##### Supplied records

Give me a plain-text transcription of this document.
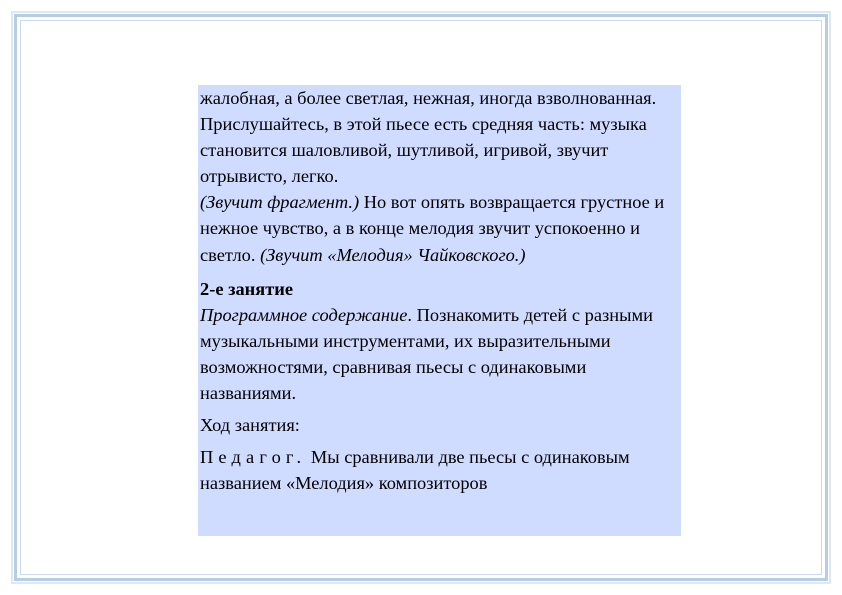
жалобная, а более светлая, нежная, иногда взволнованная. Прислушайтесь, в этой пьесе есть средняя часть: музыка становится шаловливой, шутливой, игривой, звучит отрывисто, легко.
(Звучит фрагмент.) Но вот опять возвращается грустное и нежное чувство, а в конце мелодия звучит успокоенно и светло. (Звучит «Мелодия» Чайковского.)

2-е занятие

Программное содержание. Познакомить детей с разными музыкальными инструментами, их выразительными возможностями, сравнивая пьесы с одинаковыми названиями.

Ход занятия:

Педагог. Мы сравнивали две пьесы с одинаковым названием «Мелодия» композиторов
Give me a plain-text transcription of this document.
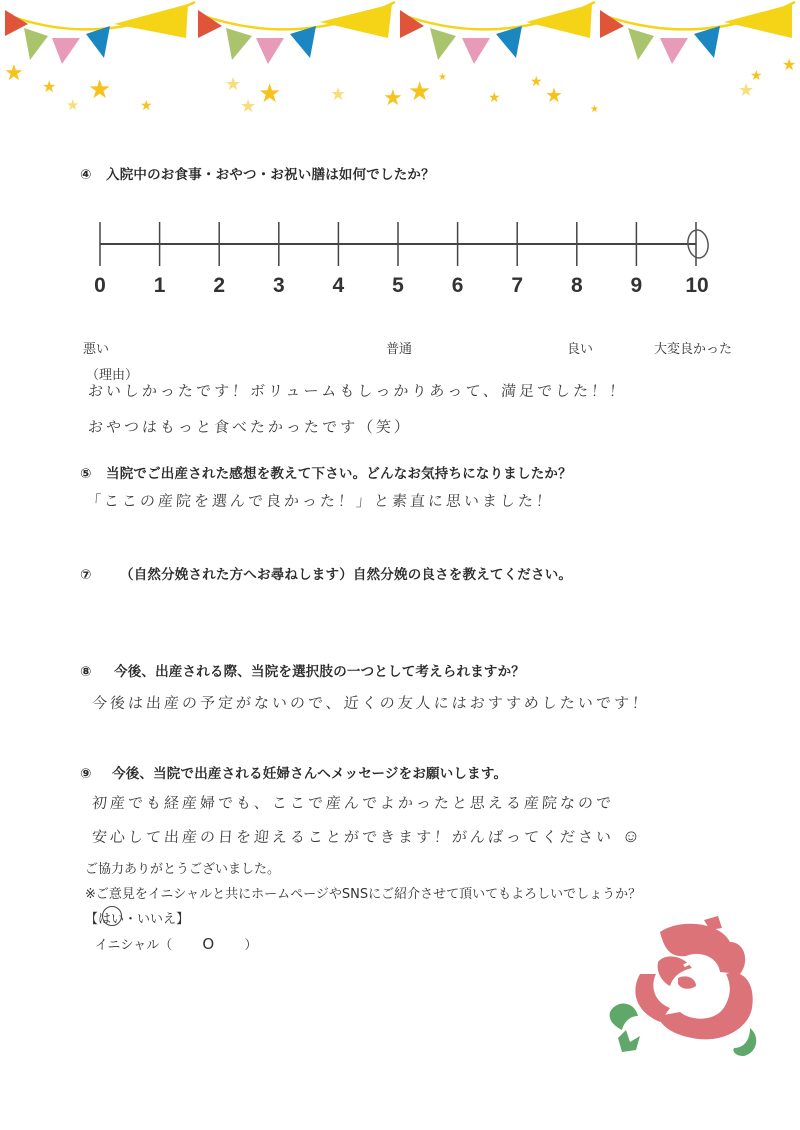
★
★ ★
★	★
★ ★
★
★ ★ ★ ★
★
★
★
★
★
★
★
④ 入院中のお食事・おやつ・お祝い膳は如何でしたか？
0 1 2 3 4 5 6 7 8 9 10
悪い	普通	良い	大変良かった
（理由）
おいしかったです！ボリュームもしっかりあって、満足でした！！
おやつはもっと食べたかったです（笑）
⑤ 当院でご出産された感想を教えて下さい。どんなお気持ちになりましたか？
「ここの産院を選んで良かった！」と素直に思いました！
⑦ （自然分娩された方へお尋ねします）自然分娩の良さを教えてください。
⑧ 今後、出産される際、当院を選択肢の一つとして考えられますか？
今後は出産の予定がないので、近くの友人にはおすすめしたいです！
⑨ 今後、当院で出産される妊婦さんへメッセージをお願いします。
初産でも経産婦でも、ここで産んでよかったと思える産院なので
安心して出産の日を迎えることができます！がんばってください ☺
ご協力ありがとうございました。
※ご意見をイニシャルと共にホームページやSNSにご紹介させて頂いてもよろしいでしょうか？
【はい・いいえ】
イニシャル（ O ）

##########

Task instructions: Within the listing above, find every line containing the string "пьесы" and return it.

Solution for this task:
Программное содержание. Познакомить детей с разными музыкальными инструментами, их выразительными возможностями, сравнивая пьесы с одинаковыми названиями.
Педагог. Мы сравнивали две пьесы с одинаковым названием «Мелодия» композиторов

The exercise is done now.